> [Task prompt]
Below are some records. Copy every line in them that holds "sporadic".

Saved entries
"""

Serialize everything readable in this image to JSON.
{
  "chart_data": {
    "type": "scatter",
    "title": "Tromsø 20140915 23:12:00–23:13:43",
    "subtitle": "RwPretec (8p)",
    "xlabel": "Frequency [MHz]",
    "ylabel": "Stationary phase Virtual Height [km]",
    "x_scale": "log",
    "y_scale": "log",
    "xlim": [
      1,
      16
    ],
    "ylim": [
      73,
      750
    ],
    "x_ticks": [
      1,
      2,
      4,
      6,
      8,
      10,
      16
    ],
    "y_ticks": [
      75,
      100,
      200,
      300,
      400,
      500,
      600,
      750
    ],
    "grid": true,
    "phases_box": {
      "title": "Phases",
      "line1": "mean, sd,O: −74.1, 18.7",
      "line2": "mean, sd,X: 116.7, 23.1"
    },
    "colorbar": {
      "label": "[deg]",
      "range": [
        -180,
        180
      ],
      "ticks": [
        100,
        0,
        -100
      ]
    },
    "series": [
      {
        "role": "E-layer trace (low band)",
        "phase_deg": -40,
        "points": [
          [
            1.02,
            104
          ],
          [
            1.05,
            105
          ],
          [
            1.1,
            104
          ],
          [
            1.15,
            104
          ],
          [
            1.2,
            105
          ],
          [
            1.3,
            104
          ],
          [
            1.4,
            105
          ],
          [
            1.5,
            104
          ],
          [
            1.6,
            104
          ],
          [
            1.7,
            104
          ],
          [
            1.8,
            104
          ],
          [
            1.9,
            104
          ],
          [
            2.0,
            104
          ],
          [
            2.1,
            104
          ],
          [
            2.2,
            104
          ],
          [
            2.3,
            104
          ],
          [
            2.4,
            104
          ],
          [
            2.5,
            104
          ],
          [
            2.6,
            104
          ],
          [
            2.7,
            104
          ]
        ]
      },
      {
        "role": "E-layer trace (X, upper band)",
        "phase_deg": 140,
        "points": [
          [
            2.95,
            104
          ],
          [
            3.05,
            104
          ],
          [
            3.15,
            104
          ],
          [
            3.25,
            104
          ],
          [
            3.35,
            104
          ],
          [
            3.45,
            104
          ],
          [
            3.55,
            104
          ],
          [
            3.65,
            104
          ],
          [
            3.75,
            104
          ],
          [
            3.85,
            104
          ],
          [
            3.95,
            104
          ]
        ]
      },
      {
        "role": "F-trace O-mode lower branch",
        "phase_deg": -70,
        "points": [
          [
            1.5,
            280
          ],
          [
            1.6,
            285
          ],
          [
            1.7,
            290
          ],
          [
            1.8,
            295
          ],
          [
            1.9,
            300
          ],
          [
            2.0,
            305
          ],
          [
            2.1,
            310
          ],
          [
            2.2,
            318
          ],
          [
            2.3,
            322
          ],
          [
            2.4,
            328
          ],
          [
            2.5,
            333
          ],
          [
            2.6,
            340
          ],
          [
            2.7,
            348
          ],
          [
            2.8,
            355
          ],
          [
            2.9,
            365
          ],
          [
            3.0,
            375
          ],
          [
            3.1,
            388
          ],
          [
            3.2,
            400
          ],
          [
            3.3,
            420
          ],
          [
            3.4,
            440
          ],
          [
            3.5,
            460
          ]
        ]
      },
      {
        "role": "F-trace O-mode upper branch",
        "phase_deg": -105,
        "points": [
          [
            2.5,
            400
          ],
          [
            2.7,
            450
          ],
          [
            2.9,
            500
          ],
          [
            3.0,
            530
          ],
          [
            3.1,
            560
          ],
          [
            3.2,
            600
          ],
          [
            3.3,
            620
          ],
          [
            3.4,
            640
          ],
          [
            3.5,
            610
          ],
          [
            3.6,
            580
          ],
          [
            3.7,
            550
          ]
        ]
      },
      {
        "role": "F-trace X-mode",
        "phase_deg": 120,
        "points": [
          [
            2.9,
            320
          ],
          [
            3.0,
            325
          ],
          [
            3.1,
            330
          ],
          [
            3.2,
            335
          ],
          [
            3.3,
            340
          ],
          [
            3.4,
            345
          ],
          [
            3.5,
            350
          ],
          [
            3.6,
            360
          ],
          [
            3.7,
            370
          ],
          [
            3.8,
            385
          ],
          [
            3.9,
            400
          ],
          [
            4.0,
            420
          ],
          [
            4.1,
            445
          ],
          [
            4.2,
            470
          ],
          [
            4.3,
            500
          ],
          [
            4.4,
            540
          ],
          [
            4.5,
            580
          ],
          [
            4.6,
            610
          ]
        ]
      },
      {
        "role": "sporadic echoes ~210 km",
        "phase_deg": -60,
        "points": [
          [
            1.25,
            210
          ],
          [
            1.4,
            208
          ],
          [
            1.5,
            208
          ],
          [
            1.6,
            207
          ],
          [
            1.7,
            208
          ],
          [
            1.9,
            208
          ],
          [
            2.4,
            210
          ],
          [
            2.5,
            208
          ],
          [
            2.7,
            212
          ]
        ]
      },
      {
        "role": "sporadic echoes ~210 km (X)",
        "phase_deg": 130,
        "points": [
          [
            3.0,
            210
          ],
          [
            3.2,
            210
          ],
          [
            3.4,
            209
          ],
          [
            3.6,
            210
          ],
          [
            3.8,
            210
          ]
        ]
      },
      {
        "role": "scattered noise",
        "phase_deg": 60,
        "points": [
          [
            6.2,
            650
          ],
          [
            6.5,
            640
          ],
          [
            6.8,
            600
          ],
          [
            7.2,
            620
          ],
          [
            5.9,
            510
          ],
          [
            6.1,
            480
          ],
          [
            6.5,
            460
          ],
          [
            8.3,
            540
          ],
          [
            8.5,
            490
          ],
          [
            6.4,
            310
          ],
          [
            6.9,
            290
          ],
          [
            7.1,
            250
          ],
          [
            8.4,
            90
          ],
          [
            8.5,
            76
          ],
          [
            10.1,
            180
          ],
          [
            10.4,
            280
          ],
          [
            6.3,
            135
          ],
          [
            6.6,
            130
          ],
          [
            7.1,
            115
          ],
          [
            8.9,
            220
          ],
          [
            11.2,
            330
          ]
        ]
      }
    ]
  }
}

"""

> [Reply]
        "role": "sporadic echoes ~210 km",
        "role": "sporadic echoes ~210 km (X)",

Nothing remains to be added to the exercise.